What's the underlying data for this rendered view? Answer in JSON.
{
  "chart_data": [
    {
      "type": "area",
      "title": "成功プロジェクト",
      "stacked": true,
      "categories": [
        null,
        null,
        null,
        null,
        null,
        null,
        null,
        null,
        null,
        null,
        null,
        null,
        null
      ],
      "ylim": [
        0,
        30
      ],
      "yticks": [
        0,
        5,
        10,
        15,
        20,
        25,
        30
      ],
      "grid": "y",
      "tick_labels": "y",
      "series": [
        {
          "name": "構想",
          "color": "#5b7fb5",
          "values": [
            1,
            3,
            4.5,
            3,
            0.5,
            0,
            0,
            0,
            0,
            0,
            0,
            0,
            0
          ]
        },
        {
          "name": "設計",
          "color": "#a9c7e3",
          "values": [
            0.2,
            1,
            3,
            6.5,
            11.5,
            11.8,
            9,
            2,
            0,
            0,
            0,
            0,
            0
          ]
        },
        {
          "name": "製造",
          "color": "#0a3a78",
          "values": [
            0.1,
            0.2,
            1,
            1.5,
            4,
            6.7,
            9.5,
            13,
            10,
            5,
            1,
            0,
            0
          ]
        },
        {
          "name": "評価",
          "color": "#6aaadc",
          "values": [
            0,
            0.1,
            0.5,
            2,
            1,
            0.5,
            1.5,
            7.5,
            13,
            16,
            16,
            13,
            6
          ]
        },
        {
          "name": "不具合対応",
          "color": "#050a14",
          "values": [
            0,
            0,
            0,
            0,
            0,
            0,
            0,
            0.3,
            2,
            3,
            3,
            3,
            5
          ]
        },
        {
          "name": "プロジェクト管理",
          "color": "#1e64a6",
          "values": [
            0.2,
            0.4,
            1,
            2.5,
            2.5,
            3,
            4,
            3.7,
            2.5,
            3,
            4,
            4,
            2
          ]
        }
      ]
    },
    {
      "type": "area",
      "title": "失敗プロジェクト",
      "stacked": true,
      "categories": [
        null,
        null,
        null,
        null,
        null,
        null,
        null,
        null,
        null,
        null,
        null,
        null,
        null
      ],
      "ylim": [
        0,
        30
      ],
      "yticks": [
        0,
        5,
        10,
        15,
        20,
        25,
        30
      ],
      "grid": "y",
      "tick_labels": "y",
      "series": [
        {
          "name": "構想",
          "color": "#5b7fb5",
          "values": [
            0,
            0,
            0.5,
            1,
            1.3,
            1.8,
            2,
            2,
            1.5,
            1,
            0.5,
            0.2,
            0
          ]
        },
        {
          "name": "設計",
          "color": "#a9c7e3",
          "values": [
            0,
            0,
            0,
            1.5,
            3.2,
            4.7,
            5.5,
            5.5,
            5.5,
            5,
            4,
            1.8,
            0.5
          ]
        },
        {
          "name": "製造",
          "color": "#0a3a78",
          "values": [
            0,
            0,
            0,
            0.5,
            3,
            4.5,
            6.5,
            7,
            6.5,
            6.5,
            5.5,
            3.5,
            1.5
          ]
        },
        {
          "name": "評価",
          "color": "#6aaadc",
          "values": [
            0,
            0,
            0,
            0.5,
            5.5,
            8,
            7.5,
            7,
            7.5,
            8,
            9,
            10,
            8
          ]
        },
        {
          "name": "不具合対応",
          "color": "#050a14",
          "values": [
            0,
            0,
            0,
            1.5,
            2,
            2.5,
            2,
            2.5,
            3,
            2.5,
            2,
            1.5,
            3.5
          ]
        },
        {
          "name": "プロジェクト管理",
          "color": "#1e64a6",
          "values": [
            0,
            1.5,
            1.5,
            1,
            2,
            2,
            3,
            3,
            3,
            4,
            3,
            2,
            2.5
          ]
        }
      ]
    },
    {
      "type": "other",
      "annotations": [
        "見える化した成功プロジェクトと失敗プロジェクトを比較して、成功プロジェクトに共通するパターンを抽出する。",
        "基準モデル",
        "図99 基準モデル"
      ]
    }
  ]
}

────────────────

▸ EXERCISE
Above are the records; retype every one exactly.

▸ RESULT OF THE EXERCISE
What's the underlying data for this rendered view? Answer in JSON.
{
  "chart_data": [
    {
      "type": "area",
      "title": "成功プロジェクト",
      "stacked": true,
      "categories": [
        null,
        null,
        null,
        null,
        null,
        null,
        null,
        null,
        null,
        null,
        null,
        null,
        null
      ],
      "ylim": [
        0,
        30
      ],
      "yticks": [
        0,
        5,
        10,
        15,
        20,
        25,
        30
      ],
      "grid": "y",
      "tick_labels": "y",
      "series": [
        {
          "name": "構想",
          "color": "#5b7fb5",
          "values": [
            1,
            3,
            4.5,
            3,
            0.5,
            0,
            0,
            0,
            0,
            0,
            0,
            0,
            0
          ]
        },
        {
          "name": "設計",
          "color": "#a9c7e3",
          "values": [
            0.2,
            1,
            3,
            6.5,
            11.5,
            11.8,
            9,
            2,
            0,
            0,
            0,
            0,
            0
          ]
        },
        {
          "name": "製造",
          "color": "#0a3a78",
          "values": [
            0.1,
            0.2,
            1,
            1.5,
            4,
            6.7,
            9.5,
            13,
            10,
            5,
            1,
            0,
            0
          ]
        },
        {
          "name": "評価",
          "color": "#6aaadc",
          "values": [
            0,
            0.1,
            0.5,
            2,
            1,
            0.5,
            1.5,
            7.5,
            13,
            16,
            16,
            13,
            6
          ]
        },
        {
          "name": "不具合対応",
          "color": "#050a14",
          "values": [
            0,
            0,
            0,
            0,
            0,
            0,
            0,
            0.3,
            2,
            3,
            3,
            3,
            5
          ]
        },
        {
          "name": "プロジェクト管理",
          "color": "#1e64a6",
          "values": [
            0.2,
            0.4,
            1,
            2.5,
            2.5,
            3,
            4,
            3.7,
            2.5,
            3,
            4,
            4,
            2
          ]
        }
      ]
    },
    {
      "type": "area",
      "title": "失敗プロジェクト",
      "stacked": true,
      "categories": [
        null,
        null,
        null,
        null,
        null,
        null,
        null,
        null,
        null,
        null,
        null,
        null,
        null
      ],
      "ylim": [
        0,
        30
      ],
      "yticks": [
        0,
        5,
        10,
        15,
        20,
        25,
        30
      ],
      "grid": "y",
      "tick_labels": "y",
      "series": [
        {
          "name": "構想",
          "color": "#5b7fb5",
          "values": [
            0,
            0,
            0.5,
            1,
            1.3,
            1.8,
            2,
            2,
            1.5,
            1,
            0.5,
            0.2,
            0
          ]
        },
        {
          "name": "設計",
          "color": "#a9c7e3",
          "values": [
            0,
            0,
            0,
            1.5,
            3.2,
            4.7,
            5.5,
            5.5,
            5.5,
            5,
            4,
            1.8,
            0.5
          ]
        },
        {
          "name": "製造",
          "color": "#0a3a78",
          "values": [
            0,
            0,
            0,
            0.5,
            3,
            4.5,
            6.5,
            7,
            6.5,
            6.5,
            5.5,
            3.5,
            1.5
          ]
        },
        {
          "name": "評価",
          "color": "#6aaadc",
          "values": [
            0,
            0,
            0,
            0.5,
            5.5,
            8,
            7.5,
            7,
            7.5,
            8,
            9,
            10,
            8
          ]
        },
        {
          "name": "不具合対応",
          "color": "#050a14",
          "values": [
            0,
            0,
            0,
            1.5,
            2,
            2.5,
            2,
            2.5,
            3,
            2.5,
            2,
            1.5,
            3.5
          ]
        },
        {
          "name": "プロジェクト管理",
          "color": "#1e64a6",
          "values": [
            0,
            1.5,
            1.5,
            1,
            2,
            2,
            3,
            3,
            3,
            4,
            3,
            2,
            2.5
          ]
        }
      ]
    },
    {
      "type": "other",
      "annotations": [
        "見える化した成功プロジェクトと失敗プロジェクトを比較して、成功プロジェクトに共通するパターンを抽出する。",
        "基準モデル",
        "図99 基準モデル"
      ]
    }
  ]
}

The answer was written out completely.